#### Material for this task
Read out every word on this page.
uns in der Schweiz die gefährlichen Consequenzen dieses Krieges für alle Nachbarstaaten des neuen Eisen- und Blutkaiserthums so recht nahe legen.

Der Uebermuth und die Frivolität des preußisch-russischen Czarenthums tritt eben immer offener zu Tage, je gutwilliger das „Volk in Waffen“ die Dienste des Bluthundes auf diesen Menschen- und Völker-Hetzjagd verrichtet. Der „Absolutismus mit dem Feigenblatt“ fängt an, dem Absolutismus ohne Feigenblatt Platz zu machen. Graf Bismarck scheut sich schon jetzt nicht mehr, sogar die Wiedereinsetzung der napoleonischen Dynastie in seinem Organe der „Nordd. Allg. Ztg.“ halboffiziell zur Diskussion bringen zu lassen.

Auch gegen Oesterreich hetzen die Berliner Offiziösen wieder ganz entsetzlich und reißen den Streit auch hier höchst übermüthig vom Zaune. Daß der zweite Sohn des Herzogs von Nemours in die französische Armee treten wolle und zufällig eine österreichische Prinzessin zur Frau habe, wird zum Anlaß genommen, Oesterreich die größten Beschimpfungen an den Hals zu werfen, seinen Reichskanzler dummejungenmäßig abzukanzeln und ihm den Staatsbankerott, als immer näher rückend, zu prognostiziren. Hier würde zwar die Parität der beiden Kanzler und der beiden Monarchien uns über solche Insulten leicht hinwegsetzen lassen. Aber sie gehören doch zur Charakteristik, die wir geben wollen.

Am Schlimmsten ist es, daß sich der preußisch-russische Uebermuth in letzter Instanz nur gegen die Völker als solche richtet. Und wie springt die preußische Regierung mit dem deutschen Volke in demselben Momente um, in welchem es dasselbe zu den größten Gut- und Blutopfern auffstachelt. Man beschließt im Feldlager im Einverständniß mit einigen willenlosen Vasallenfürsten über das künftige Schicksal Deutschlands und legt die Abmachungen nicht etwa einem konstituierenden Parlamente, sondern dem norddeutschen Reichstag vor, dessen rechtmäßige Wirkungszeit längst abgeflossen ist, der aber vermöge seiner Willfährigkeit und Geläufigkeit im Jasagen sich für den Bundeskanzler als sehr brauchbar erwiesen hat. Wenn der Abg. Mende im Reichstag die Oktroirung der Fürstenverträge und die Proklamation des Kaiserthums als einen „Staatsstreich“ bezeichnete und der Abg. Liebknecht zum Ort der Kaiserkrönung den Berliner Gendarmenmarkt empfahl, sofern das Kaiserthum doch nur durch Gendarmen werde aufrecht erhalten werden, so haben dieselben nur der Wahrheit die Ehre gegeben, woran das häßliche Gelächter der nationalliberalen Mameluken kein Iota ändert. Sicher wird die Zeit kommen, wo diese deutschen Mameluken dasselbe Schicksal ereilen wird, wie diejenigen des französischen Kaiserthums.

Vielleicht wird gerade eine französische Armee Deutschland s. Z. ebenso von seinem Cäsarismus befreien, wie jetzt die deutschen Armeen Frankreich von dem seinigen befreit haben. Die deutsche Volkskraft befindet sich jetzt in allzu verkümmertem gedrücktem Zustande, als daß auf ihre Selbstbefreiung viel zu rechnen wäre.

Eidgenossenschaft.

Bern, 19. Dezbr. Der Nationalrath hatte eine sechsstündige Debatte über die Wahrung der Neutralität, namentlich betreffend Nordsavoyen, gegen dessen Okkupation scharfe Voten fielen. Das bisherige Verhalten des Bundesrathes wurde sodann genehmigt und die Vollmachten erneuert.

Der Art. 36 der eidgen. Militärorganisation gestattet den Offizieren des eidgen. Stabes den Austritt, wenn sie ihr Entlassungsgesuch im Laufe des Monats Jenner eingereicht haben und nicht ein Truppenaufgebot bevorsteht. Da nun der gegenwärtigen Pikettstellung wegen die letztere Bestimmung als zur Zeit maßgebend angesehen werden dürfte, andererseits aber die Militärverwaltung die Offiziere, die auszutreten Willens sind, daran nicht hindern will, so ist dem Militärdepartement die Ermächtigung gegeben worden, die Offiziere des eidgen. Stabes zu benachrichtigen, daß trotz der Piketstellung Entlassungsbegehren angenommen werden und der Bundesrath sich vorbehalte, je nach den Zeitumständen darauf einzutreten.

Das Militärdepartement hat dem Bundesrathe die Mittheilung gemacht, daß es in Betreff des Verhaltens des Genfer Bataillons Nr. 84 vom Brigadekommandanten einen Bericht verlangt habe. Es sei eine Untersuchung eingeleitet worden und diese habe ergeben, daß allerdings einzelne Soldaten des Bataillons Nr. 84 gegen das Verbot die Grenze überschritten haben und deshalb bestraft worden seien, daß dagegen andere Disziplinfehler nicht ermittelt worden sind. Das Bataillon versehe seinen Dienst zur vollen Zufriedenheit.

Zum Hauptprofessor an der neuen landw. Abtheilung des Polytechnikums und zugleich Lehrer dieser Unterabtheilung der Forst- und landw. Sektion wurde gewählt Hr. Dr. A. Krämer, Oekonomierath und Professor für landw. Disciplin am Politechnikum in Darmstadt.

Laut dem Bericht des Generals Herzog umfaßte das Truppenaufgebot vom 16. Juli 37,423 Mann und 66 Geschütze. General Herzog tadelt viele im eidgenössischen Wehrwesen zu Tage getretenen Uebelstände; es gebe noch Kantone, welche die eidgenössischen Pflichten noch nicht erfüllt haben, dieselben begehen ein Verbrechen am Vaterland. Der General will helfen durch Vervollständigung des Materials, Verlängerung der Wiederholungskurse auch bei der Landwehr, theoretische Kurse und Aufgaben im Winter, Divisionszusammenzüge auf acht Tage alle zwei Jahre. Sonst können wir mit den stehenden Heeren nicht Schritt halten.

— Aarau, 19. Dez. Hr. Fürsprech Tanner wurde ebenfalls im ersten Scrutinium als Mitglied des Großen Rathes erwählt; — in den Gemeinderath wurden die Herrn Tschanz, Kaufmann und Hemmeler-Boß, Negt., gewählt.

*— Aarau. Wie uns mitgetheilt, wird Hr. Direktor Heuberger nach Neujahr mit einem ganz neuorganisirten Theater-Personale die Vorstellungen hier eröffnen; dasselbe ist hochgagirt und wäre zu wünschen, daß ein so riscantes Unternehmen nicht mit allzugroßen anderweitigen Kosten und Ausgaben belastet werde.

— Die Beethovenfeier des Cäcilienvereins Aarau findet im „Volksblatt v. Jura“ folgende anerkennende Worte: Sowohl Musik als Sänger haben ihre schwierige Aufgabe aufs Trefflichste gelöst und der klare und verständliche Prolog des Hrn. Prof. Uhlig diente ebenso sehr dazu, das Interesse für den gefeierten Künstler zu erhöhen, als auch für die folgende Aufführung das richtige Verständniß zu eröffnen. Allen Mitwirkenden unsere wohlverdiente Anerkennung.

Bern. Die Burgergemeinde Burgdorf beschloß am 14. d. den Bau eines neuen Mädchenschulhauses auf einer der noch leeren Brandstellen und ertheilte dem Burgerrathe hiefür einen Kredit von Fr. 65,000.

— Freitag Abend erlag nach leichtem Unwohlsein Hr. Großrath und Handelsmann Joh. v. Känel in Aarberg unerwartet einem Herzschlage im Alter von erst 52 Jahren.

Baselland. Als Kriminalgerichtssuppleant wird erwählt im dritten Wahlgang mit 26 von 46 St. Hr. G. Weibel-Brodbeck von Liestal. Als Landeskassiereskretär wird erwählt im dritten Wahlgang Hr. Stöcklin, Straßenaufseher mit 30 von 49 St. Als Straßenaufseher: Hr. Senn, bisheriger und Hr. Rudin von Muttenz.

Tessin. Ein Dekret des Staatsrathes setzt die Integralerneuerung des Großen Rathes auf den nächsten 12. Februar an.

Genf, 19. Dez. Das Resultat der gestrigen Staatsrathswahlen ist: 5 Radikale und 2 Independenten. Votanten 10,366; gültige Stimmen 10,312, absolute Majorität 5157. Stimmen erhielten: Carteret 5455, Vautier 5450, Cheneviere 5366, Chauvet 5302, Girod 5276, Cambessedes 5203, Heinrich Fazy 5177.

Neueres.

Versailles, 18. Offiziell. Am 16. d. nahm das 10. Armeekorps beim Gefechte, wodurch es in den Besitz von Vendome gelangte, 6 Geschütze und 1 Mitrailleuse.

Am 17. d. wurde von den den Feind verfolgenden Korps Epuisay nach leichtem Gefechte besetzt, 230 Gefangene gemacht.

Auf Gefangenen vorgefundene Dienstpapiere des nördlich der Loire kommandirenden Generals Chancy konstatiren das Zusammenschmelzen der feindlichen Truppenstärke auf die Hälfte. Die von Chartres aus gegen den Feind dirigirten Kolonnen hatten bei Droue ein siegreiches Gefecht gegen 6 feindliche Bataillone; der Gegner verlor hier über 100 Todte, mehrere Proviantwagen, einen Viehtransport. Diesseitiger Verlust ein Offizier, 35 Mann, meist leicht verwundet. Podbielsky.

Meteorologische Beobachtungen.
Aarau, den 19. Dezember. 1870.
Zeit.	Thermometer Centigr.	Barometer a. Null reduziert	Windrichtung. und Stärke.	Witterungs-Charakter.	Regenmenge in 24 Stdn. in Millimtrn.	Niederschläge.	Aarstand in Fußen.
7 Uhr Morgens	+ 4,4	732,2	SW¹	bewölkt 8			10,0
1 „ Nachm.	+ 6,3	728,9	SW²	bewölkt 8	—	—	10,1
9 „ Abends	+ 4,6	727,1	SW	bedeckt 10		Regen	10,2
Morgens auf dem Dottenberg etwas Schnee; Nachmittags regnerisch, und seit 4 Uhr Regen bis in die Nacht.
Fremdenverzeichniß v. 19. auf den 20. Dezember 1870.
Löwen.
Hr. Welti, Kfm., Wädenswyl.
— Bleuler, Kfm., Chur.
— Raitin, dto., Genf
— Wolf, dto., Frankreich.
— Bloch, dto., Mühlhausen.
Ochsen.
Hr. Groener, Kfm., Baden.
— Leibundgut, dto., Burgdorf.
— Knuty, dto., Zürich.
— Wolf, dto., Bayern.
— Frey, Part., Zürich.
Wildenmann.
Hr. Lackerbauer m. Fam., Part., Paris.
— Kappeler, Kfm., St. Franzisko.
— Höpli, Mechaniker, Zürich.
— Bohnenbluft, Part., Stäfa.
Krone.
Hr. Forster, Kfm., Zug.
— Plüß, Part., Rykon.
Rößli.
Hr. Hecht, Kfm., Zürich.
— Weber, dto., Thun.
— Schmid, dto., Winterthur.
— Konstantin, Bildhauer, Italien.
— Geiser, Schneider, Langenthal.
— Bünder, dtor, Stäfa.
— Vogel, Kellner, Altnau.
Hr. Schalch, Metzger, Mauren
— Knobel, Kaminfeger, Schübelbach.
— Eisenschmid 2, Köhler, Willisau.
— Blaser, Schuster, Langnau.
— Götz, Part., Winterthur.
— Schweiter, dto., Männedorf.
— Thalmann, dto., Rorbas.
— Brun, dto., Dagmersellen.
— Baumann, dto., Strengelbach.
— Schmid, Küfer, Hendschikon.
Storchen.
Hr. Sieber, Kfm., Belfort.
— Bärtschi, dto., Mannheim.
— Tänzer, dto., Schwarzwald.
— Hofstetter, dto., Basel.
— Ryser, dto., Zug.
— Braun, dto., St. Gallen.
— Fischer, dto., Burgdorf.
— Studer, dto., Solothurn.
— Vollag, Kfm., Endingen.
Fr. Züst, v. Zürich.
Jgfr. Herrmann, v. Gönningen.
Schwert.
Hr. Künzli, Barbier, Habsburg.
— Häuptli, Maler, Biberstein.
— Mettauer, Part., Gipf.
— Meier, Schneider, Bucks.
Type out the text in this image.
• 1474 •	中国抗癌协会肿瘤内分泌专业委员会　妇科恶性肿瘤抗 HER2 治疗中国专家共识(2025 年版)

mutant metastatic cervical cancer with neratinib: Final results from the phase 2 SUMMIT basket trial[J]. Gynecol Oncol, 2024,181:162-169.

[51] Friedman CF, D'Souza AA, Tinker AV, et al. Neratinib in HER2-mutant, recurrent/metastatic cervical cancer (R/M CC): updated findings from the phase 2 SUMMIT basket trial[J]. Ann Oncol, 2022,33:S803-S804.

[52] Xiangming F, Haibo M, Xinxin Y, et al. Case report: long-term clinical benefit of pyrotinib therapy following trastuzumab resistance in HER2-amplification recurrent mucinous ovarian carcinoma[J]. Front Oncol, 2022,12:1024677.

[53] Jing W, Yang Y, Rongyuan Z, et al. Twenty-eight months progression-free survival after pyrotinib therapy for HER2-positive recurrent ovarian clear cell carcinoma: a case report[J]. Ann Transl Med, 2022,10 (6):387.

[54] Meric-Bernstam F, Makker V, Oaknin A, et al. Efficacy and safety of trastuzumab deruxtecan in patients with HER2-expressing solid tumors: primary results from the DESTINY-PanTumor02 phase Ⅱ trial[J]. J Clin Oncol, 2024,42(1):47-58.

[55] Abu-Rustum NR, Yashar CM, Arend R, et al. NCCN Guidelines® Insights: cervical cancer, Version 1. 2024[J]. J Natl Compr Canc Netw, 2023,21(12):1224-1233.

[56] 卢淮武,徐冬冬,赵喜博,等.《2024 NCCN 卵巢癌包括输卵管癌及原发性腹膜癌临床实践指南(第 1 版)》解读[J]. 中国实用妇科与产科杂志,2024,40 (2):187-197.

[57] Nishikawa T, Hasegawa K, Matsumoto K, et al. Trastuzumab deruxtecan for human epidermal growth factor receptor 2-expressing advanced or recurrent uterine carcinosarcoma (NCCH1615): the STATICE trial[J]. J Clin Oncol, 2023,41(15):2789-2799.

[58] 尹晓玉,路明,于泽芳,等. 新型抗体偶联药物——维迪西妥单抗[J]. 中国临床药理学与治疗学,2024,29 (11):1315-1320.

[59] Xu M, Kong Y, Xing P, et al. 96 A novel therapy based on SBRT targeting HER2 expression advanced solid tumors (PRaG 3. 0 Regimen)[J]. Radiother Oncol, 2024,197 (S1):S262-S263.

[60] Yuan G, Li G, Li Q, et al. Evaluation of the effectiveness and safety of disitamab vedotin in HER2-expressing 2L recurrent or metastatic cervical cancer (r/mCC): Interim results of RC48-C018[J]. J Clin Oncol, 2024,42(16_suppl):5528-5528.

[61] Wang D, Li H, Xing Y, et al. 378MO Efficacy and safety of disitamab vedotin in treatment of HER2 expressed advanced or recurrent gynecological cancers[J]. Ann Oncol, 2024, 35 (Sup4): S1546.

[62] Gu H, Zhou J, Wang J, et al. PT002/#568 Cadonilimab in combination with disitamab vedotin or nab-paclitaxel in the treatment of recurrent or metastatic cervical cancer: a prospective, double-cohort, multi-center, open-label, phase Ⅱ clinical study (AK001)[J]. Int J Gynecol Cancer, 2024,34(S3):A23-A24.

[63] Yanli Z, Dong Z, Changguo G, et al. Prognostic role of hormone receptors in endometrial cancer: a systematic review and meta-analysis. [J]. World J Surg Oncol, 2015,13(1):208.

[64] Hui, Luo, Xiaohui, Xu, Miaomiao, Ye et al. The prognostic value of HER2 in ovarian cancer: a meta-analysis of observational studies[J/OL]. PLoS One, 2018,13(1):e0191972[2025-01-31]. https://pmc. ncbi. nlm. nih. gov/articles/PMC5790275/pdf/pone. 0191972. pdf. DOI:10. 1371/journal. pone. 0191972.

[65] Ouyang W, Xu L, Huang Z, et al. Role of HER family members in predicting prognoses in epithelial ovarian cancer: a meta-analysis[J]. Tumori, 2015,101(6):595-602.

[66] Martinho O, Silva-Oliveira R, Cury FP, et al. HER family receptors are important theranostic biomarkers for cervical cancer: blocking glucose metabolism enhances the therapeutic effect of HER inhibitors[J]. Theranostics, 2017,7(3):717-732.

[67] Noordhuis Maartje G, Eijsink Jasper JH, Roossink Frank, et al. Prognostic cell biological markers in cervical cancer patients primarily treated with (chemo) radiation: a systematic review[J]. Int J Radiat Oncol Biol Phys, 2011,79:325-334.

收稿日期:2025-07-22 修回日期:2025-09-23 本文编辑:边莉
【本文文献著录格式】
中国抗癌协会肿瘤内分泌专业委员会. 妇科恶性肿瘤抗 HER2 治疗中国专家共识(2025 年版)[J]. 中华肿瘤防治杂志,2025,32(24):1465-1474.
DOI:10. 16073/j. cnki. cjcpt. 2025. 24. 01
########
● **Assignment**
Scan the records above and report how many lines include the word "eröffnen", without any other text.

● **Response**
2